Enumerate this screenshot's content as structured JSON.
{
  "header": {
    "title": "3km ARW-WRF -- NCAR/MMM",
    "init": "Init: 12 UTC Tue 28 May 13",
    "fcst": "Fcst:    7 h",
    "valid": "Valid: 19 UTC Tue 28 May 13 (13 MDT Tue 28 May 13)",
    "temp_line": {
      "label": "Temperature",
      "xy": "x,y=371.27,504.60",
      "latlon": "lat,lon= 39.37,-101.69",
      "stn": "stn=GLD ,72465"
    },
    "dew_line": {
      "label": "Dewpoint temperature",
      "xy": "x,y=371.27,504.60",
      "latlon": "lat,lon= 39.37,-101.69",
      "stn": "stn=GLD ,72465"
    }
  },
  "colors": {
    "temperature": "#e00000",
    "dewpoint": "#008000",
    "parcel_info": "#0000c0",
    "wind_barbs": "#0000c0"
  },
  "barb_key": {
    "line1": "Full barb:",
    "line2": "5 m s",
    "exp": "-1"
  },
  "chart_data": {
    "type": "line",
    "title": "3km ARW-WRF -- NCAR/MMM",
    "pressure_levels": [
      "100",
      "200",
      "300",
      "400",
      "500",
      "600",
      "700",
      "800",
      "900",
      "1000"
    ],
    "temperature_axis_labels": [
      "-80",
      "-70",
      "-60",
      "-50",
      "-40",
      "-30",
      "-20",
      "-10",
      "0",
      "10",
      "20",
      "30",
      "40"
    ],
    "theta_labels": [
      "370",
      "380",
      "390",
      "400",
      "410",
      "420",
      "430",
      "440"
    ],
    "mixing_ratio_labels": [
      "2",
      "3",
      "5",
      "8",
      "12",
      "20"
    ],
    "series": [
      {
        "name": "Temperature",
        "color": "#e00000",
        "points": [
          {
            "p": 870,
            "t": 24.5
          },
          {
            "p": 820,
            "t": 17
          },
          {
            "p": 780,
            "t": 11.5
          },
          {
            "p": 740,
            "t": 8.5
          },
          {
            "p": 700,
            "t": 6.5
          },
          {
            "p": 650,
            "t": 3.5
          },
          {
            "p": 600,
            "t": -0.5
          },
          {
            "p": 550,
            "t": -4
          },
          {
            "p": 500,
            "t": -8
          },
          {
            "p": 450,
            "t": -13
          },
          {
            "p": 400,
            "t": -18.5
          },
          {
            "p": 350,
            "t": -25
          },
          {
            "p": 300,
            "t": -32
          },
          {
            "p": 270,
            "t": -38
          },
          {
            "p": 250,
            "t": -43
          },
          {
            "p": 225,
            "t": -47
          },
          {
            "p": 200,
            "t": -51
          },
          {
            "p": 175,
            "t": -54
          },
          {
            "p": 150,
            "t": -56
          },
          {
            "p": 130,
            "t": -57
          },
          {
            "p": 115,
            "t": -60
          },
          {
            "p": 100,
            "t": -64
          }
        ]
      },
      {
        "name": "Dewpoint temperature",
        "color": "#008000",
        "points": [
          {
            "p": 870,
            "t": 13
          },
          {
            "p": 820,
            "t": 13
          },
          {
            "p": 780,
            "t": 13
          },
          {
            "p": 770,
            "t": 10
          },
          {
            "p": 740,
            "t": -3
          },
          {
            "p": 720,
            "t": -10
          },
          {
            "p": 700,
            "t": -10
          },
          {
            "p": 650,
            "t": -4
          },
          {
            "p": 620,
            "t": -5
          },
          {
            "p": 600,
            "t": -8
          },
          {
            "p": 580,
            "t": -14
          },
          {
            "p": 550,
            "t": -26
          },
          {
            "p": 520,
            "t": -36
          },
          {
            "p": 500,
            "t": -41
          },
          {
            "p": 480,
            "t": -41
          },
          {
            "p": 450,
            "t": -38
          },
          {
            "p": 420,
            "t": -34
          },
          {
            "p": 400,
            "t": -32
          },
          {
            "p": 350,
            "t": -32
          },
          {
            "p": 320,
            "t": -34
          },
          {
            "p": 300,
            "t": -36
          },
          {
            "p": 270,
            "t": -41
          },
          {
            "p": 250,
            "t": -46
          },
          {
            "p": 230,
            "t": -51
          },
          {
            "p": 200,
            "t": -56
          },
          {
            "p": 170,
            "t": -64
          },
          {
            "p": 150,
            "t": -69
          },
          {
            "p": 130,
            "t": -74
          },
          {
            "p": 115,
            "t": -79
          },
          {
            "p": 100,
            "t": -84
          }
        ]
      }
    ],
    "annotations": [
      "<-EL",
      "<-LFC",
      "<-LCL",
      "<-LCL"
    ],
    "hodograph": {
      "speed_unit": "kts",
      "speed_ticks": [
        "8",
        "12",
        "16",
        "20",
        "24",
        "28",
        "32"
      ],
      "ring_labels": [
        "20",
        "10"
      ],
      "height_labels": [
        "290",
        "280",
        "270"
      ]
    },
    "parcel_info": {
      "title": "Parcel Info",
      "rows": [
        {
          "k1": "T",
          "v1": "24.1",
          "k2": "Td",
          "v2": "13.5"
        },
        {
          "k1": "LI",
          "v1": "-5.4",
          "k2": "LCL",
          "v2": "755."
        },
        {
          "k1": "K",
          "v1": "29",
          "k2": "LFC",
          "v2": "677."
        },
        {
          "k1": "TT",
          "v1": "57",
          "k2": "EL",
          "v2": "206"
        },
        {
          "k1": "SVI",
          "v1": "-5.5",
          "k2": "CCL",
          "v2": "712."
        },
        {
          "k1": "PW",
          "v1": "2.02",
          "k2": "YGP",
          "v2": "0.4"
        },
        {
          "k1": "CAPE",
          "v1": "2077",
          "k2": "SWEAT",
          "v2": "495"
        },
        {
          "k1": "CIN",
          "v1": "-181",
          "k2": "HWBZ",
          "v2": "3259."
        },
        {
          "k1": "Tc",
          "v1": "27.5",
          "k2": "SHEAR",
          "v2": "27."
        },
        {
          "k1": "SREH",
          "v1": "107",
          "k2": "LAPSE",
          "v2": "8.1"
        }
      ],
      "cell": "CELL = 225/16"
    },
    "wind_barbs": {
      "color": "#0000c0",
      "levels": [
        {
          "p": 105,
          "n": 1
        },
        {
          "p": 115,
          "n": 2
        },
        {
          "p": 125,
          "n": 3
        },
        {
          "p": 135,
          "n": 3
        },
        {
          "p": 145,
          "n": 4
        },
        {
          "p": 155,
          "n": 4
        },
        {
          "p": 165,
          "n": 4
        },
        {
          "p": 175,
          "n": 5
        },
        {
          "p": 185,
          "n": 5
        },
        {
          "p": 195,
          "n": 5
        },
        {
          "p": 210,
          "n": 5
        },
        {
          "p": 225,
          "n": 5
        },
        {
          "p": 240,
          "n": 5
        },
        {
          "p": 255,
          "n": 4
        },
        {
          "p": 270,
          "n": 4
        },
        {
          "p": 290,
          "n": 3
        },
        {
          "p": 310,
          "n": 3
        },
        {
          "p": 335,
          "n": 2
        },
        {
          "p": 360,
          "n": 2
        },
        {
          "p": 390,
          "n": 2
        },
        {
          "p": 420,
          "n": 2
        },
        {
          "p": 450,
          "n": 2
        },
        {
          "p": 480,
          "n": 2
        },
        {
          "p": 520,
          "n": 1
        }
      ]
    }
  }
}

^^^^^^^^

Repeat the lines above exactly.

Enumerate this screenshot's content as structured JSON.
{
  "header": {
    "title": "3km ARW-WRF -- NCAR/MMM",
    "init": "Init: 12 UTC Tue 28 May 13",
    "fcst": "Fcst:    7 h",
    "valid": "Valid: 19 UTC Tue 28 May 13 (13 MDT Tue 28 May 13)",
    "temp_line": {
      "label": "Temperature",
      "xy": "x,y=371.27,504.60",
      "latlon": "lat,lon= 39.37,-101.69",
      "stn": "stn=GLD ,72465"
    },
    "dew_line": {
      "label": "Dewpoint temperature",
      "xy": "x,y=371.27,504.60",
      "latlon": "lat,lon= 39.37,-101.69",
      "stn": "stn=GLD ,72465"
    }
  },
  "colors": {
    "temperature": "#e00000",
    "dewpoint": "#008000",
    "parcel_info": "#0000c0",
    "wind_barbs": "#0000c0"
  },
  "barb_key": {
    "line1": "Full barb:",
    "line2": "5 m s",
    "exp": "-1"
  },
  "chart_data": {
    "type": "line",
    "title": "3km ARW-WRF -- NCAR/MMM",
    "pressure_levels": [
      "100",
      "200",
      "300",
      "400",
      "500",
      "600",
      "700",
      "800",
      "900",
      "1000"
    ],
    "temperature_axis_labels": [
      "-80",
      "-70",
      "-60",
      "-50",
      "-40",
      "-30",
      "-20",
      "-10",
      "0",
      "10",
      "20",
      "30",
      "40"
    ],
    "theta_labels": [
      "370",
      "380",
      "390",
      "400",
      "410",
      "420",
      "430",
      "440"
    ],
    "mixing_ratio_labels": [
      "2",
      "3",
      "5",
      "8",
      "12",
      "20"
    ],
    "series": [
      {
        "name": "Temperature",
        "color": "#e00000",
        "points": [
          {
            "p": 870,
            "t": 24.5
          },
          {
            "p": 820,
            "t": 17
          },
          {
            "p": 780,
            "t": 11.5
          },
          {
            "p": 740,
            "t": 8.5
          },
          {
            "p": 700,
            "t": 6.5
          },
          {
            "p": 650,
            "t": 3.5
          },
          {
            "p": 600,
            "t": -0.5
          },
          {
            "p": 550,
            "t": -4
          },
          {
            "p": 500,
            "t": -8
          },
          {
            "p": 450,
            "t": -13
          },
          {
            "p": 400,
            "t": -18.5
          },
          {
            "p": 350,
            "t": -25
          },
          {
            "p": 300,
            "t": -32
          },
          {
            "p": 270,
            "t": -38
          },
          {
            "p": 250,
            "t": -43
          },
          {
            "p": 225,
            "t": -47
          },
          {
            "p": 200,
            "t": -51
          },
          {
            "p": 175,
            "t": -54
          },
          {
            "p": 150,
            "t": -56
          },
          {
            "p": 130,
            "t": -57
          },
          {
            "p": 115,
            "t": -60
          },
          {
            "p": 100,
            "t": -64
          }
        ]
      },
      {
        "name": "Dewpoint temperature",
        "color": "#008000",
        "points": [
          {
            "p": 870,
            "t": 13
          },
          {
            "p": 820,
            "t": 13
          },
          {
            "p": 780,
            "t": 13
          },
          {
            "p": 770,
            "t": 10
          },
          {
            "p": 740,
            "t": -3
          },
          {
            "p": 720,
            "t": -10
          },
          {
            "p": 700,
            "t": -10
          },
          {
            "p": 650,
            "t": -4
          },
          {
            "p": 620,
            "t": -5
          },
          {
            "p": 600,
            "t": -8
          },
          {
            "p": 580,
            "t": -14
          },
          {
            "p": 550,
            "t": -26
          },
          {
            "p": 520,
            "t": -36
          },
          {
            "p": 500,
            "t": -41
          },
          {
            "p": 480,
            "t": -41
          },
          {
            "p": 450,
            "t": -38
          },
          {
            "p": 420,
            "t": -34
          },
          {
            "p": 400,
            "t": -32
          },
          {
            "p": 350,
            "t": -32
          },
          {
            "p": 320,
            "t": -34
          },
          {
            "p": 300,
            "t": -36
          },
          {
            "p": 270,
            "t": -41
          },
          {
            "p": 250,
            "t": -46
          },
          {
            "p": 230,
            "t": -51
          },
          {
            "p": 200,
            "t": -56
          },
          {
            "p": 170,
            "t": -64
          },
          {
            "p": 150,
            "t": -69
          },
          {
            "p": 130,
            "t": -74
          },
          {
            "p": 115,
            "t": -79
          },
          {
            "p": 100,
            "t": -84
          }
        ]
      }
    ],
    "annotations": [
      "<-EL",
      "<-LFC",
      "<-LCL",
      "<-LCL"
    ],
    "hodograph": {
      "speed_unit": "kts",
      "speed_ticks": [
        "8",
        "12",
        "16",
        "20",
        "24",
        "28",
        "32"
      ],
      "ring_labels": [
        "20",
        "10"
      ],
      "height_labels": [
        "290",
        "280",
        "270"
      ]
    },
    "parcel_info": {
      "title": "Parcel Info",
      "rows": [
        {
          "k1": "T",
          "v1": "24.1",
          "k2": "Td",
          "v2": "13.5"
        },
        {
          "k1": "LI",
          "v1": "-5.4",
          "k2": "LCL",
          "v2": "755."
        },
        {
          "k1": "K",
          "v1": "29",
          "k2": "LFC",
          "v2": "677."
        },
        {
          "k1": "TT",
          "v1": "57",
          "k2": "EL",
          "v2": "206"
        },
        {
          "k1": "SVI",
          "v1": "-5.5",
          "k2": "CCL",
          "v2": "712."
        },
        {
          "k1": "PW",
          "v1": "2.02",
          "k2": "YGP",
          "v2": "0.4"
        },
        {
          "k1": "CAPE",
          "v1": "2077",
          "k2": "SWEAT",
          "v2": "495"
        },
        {
          "k1": "CIN",
          "v1": "-181",
          "k2": "HWBZ",
          "v2": "3259."
        },
        {
          "k1": "Tc",
          "v1": "27.5",
          "k2": "SHEAR",
          "v2": "27."
        },
        {
          "k1": "SREH",
          "v1": "107",
          "k2": "LAPSE",
          "v2": "8.1"
        }
      ],
      "cell": "CELL = 225/16"
    },
    "wind_barbs": {
      "color": "#0000c0",
      "levels": [
        {
          "p": 105,
          "n": 1
        },
        {
          "p": 115,
          "n": 2
        },
        {
          "p": 125,
          "n": 3
        },
        {
          "p": 135,
          "n": 3
        },
        {
          "p": 145,
          "n": 4
        },
        {
          "p": 155,
          "n": 4
        },
        {
          "p": 165,
          "n": 4
        },
        {
          "p": 175,
          "n": 5
        },
        {
          "p": 185,
          "n": 5
        },
        {
          "p": 195,
          "n": 5
        },
        {
          "p": 210,
          "n": 5
        },
        {
          "p": 225,
          "n": 5
        },
        {
          "p": 240,
          "n": 5
        },
        {
          "p": 255,
          "n": 4
        },
        {
          "p": 270,
          "n": 4
        },
        {
          "p": 290,
          "n": 3
        },
        {
          "p": 310,
          "n": 3
        },
        {
          "p": 335,
          "n": 2
        },
        {
          "p": 360,
          "n": 2
        },
        {
          "p": 390,
          "n": 2
        },
        {
          "p": 420,
          "n": 2
        },
        {
          "p": 450,
          "n": 2
        },
        {
          "p": 480,
          "n": 2
        },
        {
          "p": 520,
          "n": 1
        }
      ]
    }
  }
}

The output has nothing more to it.